TASK —
Where a line in the listing contains the string "начала", copy that line out.

GIVEN ENTRIES —
◇ ◇ ◇ ◇
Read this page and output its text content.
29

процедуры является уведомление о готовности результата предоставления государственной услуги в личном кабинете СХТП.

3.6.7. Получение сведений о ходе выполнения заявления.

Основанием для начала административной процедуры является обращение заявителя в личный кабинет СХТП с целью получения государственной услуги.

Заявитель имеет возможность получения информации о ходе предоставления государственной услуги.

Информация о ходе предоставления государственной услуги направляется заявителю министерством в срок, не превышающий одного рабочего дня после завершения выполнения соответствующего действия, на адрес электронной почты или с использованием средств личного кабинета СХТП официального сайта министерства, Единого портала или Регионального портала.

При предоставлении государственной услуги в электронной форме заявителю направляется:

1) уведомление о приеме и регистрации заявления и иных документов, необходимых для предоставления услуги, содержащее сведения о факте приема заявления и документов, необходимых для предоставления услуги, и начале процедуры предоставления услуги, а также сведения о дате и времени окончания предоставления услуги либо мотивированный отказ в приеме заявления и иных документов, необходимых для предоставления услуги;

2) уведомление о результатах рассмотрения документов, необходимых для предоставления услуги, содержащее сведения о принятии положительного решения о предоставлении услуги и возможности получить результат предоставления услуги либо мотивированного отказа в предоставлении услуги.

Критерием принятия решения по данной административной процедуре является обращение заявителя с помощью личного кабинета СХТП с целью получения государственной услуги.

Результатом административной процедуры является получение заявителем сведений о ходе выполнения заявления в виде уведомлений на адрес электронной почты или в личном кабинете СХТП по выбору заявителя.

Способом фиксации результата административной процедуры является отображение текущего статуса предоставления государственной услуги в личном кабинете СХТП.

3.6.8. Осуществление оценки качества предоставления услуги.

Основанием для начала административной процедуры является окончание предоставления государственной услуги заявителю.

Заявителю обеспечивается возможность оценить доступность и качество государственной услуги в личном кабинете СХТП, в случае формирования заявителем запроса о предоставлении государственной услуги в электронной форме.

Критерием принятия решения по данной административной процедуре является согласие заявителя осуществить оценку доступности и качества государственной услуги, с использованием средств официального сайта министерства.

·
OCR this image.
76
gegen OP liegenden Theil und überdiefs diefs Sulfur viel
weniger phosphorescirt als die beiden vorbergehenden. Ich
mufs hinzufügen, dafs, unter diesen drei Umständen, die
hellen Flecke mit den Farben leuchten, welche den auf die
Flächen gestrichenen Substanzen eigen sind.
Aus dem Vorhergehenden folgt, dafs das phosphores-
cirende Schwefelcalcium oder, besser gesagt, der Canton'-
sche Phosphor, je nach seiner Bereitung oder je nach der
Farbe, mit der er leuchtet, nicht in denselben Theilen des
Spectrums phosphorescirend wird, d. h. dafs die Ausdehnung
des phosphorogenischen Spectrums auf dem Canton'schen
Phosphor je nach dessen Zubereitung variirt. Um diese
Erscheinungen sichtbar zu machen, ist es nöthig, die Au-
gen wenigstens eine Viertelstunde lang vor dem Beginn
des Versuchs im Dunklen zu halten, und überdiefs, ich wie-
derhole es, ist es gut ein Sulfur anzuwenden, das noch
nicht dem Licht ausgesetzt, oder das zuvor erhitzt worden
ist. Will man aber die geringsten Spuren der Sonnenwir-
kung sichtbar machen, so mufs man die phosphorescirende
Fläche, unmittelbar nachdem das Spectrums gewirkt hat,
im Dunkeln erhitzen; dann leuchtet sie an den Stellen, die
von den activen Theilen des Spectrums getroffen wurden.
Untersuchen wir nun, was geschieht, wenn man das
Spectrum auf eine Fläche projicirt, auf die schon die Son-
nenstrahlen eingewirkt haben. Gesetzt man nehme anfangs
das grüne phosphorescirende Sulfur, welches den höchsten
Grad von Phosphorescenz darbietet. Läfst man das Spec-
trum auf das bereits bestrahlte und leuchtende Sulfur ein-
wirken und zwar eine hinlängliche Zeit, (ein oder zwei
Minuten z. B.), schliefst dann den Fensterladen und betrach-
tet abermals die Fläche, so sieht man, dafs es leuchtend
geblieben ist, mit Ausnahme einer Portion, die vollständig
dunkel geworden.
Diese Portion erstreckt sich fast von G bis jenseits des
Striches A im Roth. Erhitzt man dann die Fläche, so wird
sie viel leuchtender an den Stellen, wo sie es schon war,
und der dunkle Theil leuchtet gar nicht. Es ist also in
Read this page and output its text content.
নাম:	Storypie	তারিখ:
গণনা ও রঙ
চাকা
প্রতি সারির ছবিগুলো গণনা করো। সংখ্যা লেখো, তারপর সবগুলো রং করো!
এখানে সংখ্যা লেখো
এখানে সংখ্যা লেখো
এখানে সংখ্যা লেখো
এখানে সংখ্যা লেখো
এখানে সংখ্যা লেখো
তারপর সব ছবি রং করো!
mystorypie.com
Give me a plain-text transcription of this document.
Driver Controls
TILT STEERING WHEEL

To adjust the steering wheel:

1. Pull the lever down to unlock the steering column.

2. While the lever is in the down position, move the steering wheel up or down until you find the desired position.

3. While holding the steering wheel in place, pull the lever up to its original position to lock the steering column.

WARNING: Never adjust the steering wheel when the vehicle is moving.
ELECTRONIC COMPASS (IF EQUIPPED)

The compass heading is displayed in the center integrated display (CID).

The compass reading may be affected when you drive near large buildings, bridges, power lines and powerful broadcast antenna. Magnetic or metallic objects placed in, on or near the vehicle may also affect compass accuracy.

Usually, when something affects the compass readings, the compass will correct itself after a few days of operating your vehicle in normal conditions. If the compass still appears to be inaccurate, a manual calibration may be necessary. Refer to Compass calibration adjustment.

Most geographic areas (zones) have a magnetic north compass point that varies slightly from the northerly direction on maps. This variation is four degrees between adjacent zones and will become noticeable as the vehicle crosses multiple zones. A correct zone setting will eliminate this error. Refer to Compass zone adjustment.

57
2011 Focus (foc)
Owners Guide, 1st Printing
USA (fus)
◇ ◇ ◇ ◇
TASK SOLUTION —
Основанием для начала административной процедуры является обращение заявителя в личный кабинет СХТП с целью получения государственной услуги.
Основанием для начала административной процедуры является окончание предоставления государственной услуги заявителю.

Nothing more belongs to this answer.